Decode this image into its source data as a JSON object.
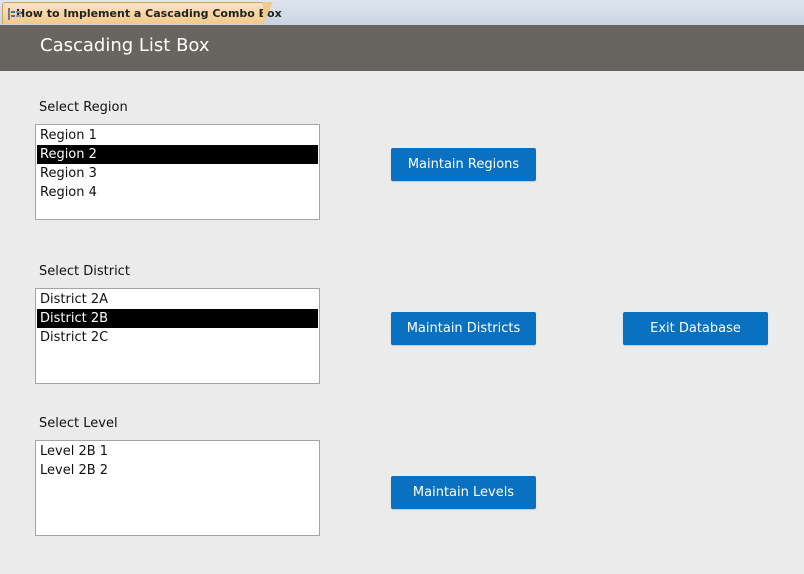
{
  "tab": {
    "title": "How to Implement a Cascading Combo Box",
    "icon": "form-icon"
  },
  "header": {
    "title": "Cascading List Box"
  },
  "regions": {
    "label": "Select Region",
    "items": [
      "Region 1",
      "Region 2",
      "Region 3",
      "Region 4"
    ],
    "selected": "Region 2"
  },
  "districts": {
    "label": "Select District",
    "items": [
      "District 2A",
      "District 2B",
      "District 2C"
    ],
    "selected": "District 2B"
  },
  "levels": {
    "label": "Select Level",
    "items": [
      "Level 2B 1",
      "Level 2B 2"
    ],
    "selected": null
  },
  "buttons": {
    "maintain_regions": "Maintain Regions",
    "maintain_districts": "Maintain Districts",
    "maintain_levels": "Maintain Levels",
    "exit_database": "Exit Database"
  },
  "colors": {
    "button": "#0a71c0",
    "header": "#686560",
    "selection": "#000000",
    "tab": "#f3c98b"
  }
}
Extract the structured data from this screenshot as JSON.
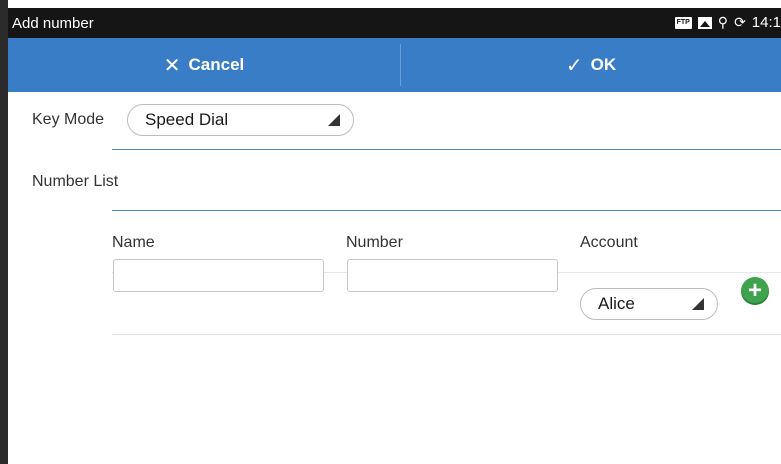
{
  "status_bar": {
    "title": "Add number",
    "icons": [
      "ftp-icon",
      "image-icon",
      "usb-icon",
      "sync-icon"
    ],
    "ftp_label": "FTP",
    "time": "14:1"
  },
  "action_bar": {
    "cancel_label": "Cancel",
    "cancel_icon": "✕",
    "ok_label": "OK",
    "ok_icon": "✓",
    "color": "#3a7dc7"
  },
  "key_mode": {
    "label": "Key Mode",
    "value": "Speed Dial"
  },
  "number_list": {
    "label": "Number List",
    "columns": [
      "Name",
      "Number",
      "Account"
    ],
    "row": {
      "name": "",
      "number": "",
      "account": "Alice"
    },
    "add_icon": "+",
    "add_color": "#3fa34d"
  }
}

::::::::::

» The exercise
Working from the material above, transcribe it exactly while omitting pictures.

» Exercise output
Decode this image into its source data as a JSON object.
{
  "tab": {
    "title": "How to Implement a Cascading Combo Box",
    "icon": "form-icon"
  },
  "header": {
    "title": "Cascading List Box"
  },
  "regions": {
    "label": "Select Region",
    "items": [
      "Region 1",
      "Region 2",
      "Region 3",
      "Region 4"
    ],
    "selected": "Region 2"
  },
  "districts": {
    "label": "Select District",
    "items": [
      "District 2A",
      "District 2B",
      "District 2C"
    ],
    "selected": "District 2B"
  },
  "levels": {
    "label": "Select Level",
    "items": [
      "Level 2B 1",
      "Level 2B 2"
    ],
    "selected": null
  },
  "buttons": {
    "maintain_regions": "Maintain Regions",
    "maintain_districts": "Maintain Districts",
    "maintain_levels": "Maintain Levels",
    "exit_database": "Exit Database"
  },
  "colors": {
    "button": "#0a71c0",
    "header": "#686560",
    "selection": "#000000",
    "tab": "#f3c98b"
  }
}
Extract the structured data from this screenshot as JSON.
{
  "status_bar": {
    "title": "Add number",
    "icons": [
      "ftp-icon",
      "image-icon",
      "usb-icon",
      "sync-icon"
    ],
    "ftp_label": "FTP",
    "time": "14:1"
  },
  "action_bar": {
    "cancel_label": "Cancel",
    "cancel_icon": "✕",
    "ok_label": "OK",
    "ok_icon": "✓",
    "color": "#3a7dc7"
  },
  "key_mode": {
    "label": "Key Mode",
    "value": "Speed Dial"
  },
  "number_list": {
    "label": "Number List",
    "columns": [
      "Name",
      "Number",
      "Account"
    ],
    "row": {
      "name": "",
      "number": "",
      "account": "Alice"
    },
    "add_icon": "+",
    "add_color": "#3fa34d"
  }
}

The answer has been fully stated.